● Set task
Please transcribe the listing below in full and word for word, without its pictures.
===== Stored data =====
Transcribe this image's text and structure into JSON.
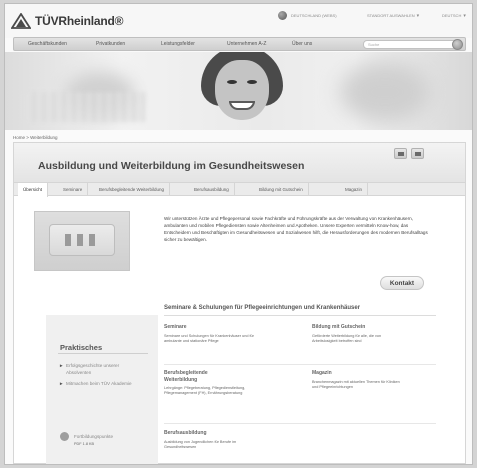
{
  "header": {
    "logo_text": "TÜVRheinland®",
    "country": "DEUTSCHLAND (WEBS)",
    "location": "STANDORT AUSWAHLEN",
    "lang": "DEUTSCH"
  },
  "nav": {
    "items": [
      "Geschäftskunden",
      "Privatkunden",
      "Leistungsfelder",
      "Unternehmen A-Z",
      "Über uns"
    ],
    "search_placeholder": "Suche"
  },
  "breadcrumb": "Home > Weiterbildung",
  "page": {
    "title": "Ausbildung und Weiterbildung im Gesundheitswesen",
    "tabs": [
      "Übersicht",
      "Seminare",
      "Berufsbegleitende Weiterbildung",
      "Berufsausbildung",
      "Bildung mit Gutschein",
      "Magazin"
    ],
    "intro": "Wir unterstützen Ärzte und Pflegepersonal sowie Fachkräfte und Führungskräfte aus der Verwaltung von Krankenhäusern, ambulanten und mobilen Pflegediensten sowie Altenheimen und Apotheken. Unsere Experten vermitteln Know-how, das Entscheidern und Beschäftigten im Gesundheitswesen und Sozialwesen hilft, die Herausforderungen des modernen Berufsalltags sicher zu bewältigen.",
    "kontakt": "Kontakt"
  },
  "sidebar": {
    "title": "Praktisches",
    "links": [
      "Erfolgsgeschichte unserer Absolventen",
      "Mitmachen beim TÜV Akademie"
    ],
    "fb_label": "Fortbildungspunkte",
    "fb_code": "PDF 1.8 KB"
  },
  "seminars": {
    "heading": "Seminare & Schulungen für Pflegeeinrichtungen und Krankenhäuser",
    "items": [
      {
        "title": "Seminare",
        "desc": "Seminare und Schulungen für Krankenhäuser und für ambulante und stationäre Pflege"
      },
      {
        "title": "Bildung mit Gutschein",
        "desc": "Geförderte Weiterbildung für alle, die von Arbeitslosigkeit betroffen sind"
      },
      {
        "title": "Berufsbegleitende Weiterbildung",
        "desc": "Lehrgänge: Pflegeberatung, Pflegedienstleitung, Pflegemanagement (FH), Ernährungsberatung"
      },
      {
        "title": "Magazin",
        "desc": "Branchenmagazin mit aktuellen Themen für Kliniken und Pflegeeinrichtungen"
      },
      {
        "title": "Berufsausbildung",
        "desc": "Ausbildung von Jugendlichen für Berufe im Gesundheitswesen"
      }
    ]
  }
}
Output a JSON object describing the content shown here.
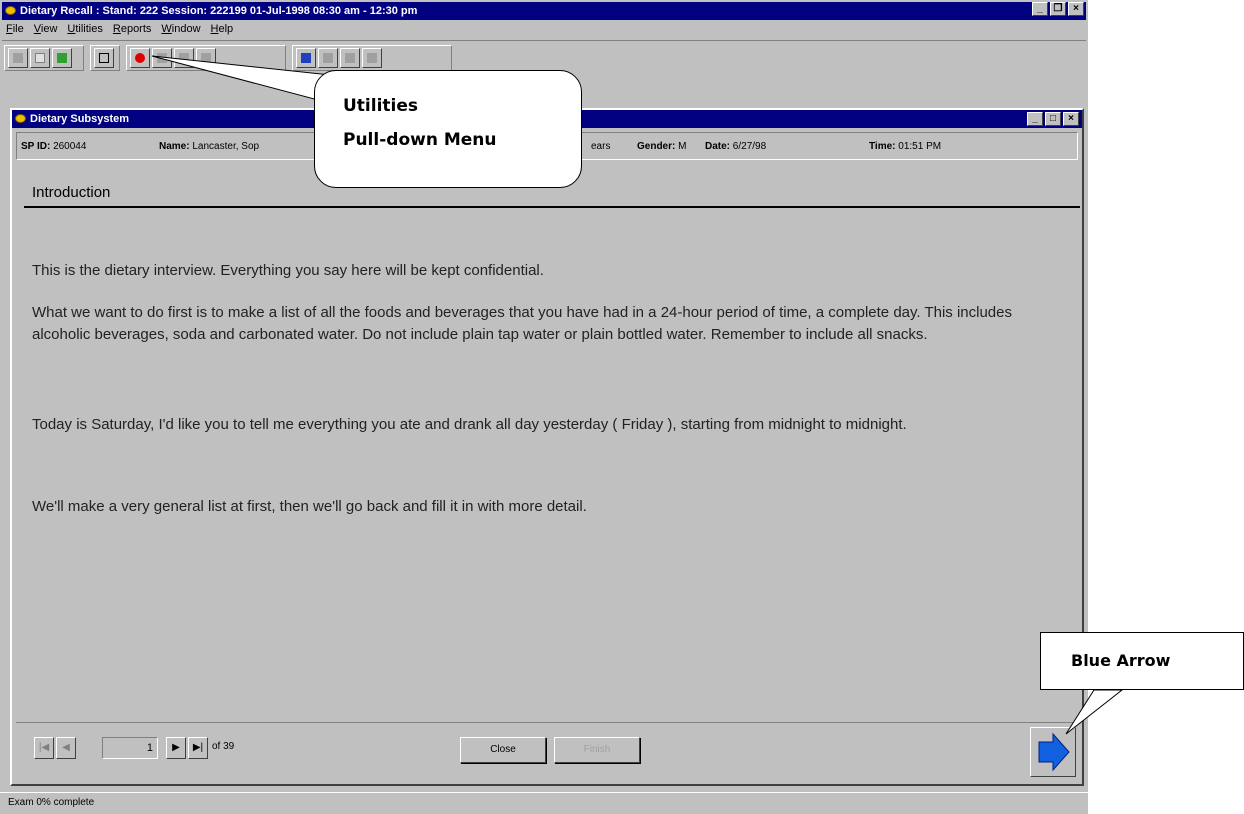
{
  "app": {
    "title": "Dietary Recall : Stand: 222 Session: 222199 01-Jul-1998 08:30 am - 12:30 pm",
    "menus": [
      {
        "pre": "",
        "ul": "F",
        "post": "ile"
      },
      {
        "pre": "",
        "ul": "V",
        "post": "iew"
      },
      {
        "pre": "",
        "ul": "U",
        "post": "tilities"
      },
      {
        "pre": "",
        "ul": "R",
        "post": "eports"
      },
      {
        "pre": "",
        "ul": "W",
        "post": "indow"
      },
      {
        "pre": "",
        "ul": "H",
        "post": "elp"
      }
    ],
    "status": "Exam 0% complete"
  },
  "child": {
    "title": "Dietary Subsystem",
    "sp_id_label": "SP ID:",
    "sp_id": "260044",
    "name_label": "Name:",
    "name": "Lancaster, Sop",
    "age_fragment": "ears",
    "gender_label": "Gender:",
    "gender": "M",
    "date_label": "Date:",
    "date": "6/27/98",
    "time_label": "Time:",
    "time": "01:51 PM"
  },
  "content": {
    "section_title": "Introduction",
    "paragraphs": [
      "This is the dietary interview.  Everything you say here will be kept confidential.",
      "What we want to do first is to make a list of all the foods and beverages that you have had in a 24-hour period of time, a complete day.  This includes alcoholic beverages, soda and carbonated water.  Do not include plain tap water or plain bottled water.  Remember to include all snacks.",
      "Today is Saturday, I'd like you to tell me everything you ate and drank all day yesterday ( Friday ), starting from midnight to midnight.",
      "We'll make a very general list at first, then we'll go back and fill it in with more detail."
    ]
  },
  "nav": {
    "page": "1",
    "of_label": "of 39",
    "close_label": "Close",
    "finish_label": "Finish"
  },
  "callouts": {
    "utilities_line1": "Utilities",
    "utilities_line2": "Pull-down Menu",
    "blue_arrow": "Blue Arrow"
  },
  "colors": {
    "titlebar": "#000080",
    "window": "#c0c0c0",
    "arrow": "#1060e0"
  }
}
=====
● Answer to this task
Transcribe this image's text and structure into JSON.
{
  "header": {
    "logo_text": "TÜVRheinland®",
    "country": "DEUTSCHLAND (WEBS)",
    "location": "STANDORT AUSWAHLEN",
    "lang": "DEUTSCH"
  },
  "nav": {
    "items": [
      "Geschäftskunden",
      "Privatkunden",
      "Leistungsfelder",
      "Unternehmen A-Z",
      "Über uns"
    ],
    "search_placeholder": "Suche"
  },
  "breadcrumb": "Home > Weiterbildung",
  "page": {
    "title": "Ausbildung und Weiterbildung im Gesundheitswesen",
    "tabs": [
      "Übersicht",
      "Seminare",
      "Berufsbegleitende Weiterbildung",
      "Berufsausbildung",
      "Bildung mit Gutschein",
      "Magazin"
    ],
    "intro": "Wir unterstützen Ärzte und Pflegepersonal sowie Fachkräfte und Führungskräfte aus der Verwaltung von Krankenhäusern, ambulanten und mobilen Pflegediensten sowie Altenheimen und Apotheken. Unsere Experten vermitteln Know-how, das Entscheidern und Beschäftigten im Gesundheitswesen und Sozialwesen hilft, die Herausforderungen des modernen Berufsalltags sicher zu bewältigen.",
    "kontakt": "Kontakt"
  },
  "sidebar": {
    "title": "Praktisches",
    "links": [
      "Erfolgsgeschichte unserer Absolventen",
      "Mitmachen beim TÜV Akademie"
    ],
    "fb_label": "Fortbildungspunkte",
    "fb_code": "PDF 1.8 KB"
  },
  "seminars": {
    "heading": "Seminare & Schulungen für Pflegeeinrichtungen und Krankenhäuser",
    "items": [
      {
        "title": "Seminare",
        "desc": "Seminare und Schulungen für Krankenhäuser und für ambulante und stationäre Pflege"
      },
      {
        "title": "Bildung mit Gutschein",
        "desc": "Geförderte Weiterbildung für alle, die von Arbeitslosigkeit betroffen sind"
      },
      {
        "title": "Berufsbegleitende Weiterbildung",
        "desc": "Lehrgänge: Pflegeberatung, Pflegedienstleitung, Pflegemanagement (FH), Ernährungsberatung"
      },
      {
        "title": "Magazin",
        "desc": "Branchenmagazin mit aktuellen Themen für Kliniken und Pflegeeinrichtungen"
      },
      {
        "title": "Berufsausbildung",
        "desc": "Ausbildung von Jugendlichen für Berufe im Gesundheitswesen"
      }
    ]
  }
}
Output a JSON object describing the content shown here.
{
  "app": {
    "title": "Dietary Recall : Stand: 222 Session: 222199 01-Jul-1998 08:30 am - 12:30 pm",
    "menus": [
      {
        "pre": "",
        "ul": "F",
        "post": "ile"
      },
      {
        "pre": "",
        "ul": "V",
        "post": "iew"
      },
      {
        "pre": "",
        "ul": "U",
        "post": "tilities"
      },
      {
        "pre": "",
        "ul": "R",
        "post": "eports"
      },
      {
        "pre": "",
        "ul": "W",
        "post": "indow"
      },
      {
        "pre": "",
        "ul": "H",
        "post": "elp"
      }
    ],
    "status": "Exam 0% complete"
  },
  "child": {
    "title": "Dietary Subsystem",
    "sp_id_label": "SP ID:",
    "sp_id": "260044",
    "name_label": "Name:",
    "name": "Lancaster, Sop",
    "age_fragment": "ears",
    "gender_label": "Gender:",
    "gender": "M",
    "date_label": "Date:",
    "date": "6/27/98",
    "time_label": "Time:",
    "time": "01:51 PM"
  },
  "content": {
    "section_title": "Introduction",
    "paragraphs": [
      "This is the dietary interview.  Everything you say here will be kept confidential.",
      "What we want to do first is to make a list of all the foods and beverages that you have had in a 24-hour period of time, a complete day.  This includes alcoholic beverages, soda and carbonated water.  Do not include plain tap water or plain bottled water.  Remember to include all snacks.",
      "Today is Saturday, I'd like you to tell me everything you ate and drank all day yesterday ( Friday ), starting from midnight to midnight.",
      "We'll make a very general list at first, then we'll go back and fill it in with more detail."
    ]
  },
  "nav": {
    "page": "1",
    "of_label": "of 39",
    "close_label": "Close",
    "finish_label": "Finish"
  },
  "callouts": {
    "utilities_line1": "Utilities",
    "utilities_line2": "Pull-down Menu",
    "blue_arrow": "Blue Arrow"
  },
  "colors": {
    "titlebar": "#000080",
    "window": "#c0c0c0",
    "arrow": "#1060e0"
  }
}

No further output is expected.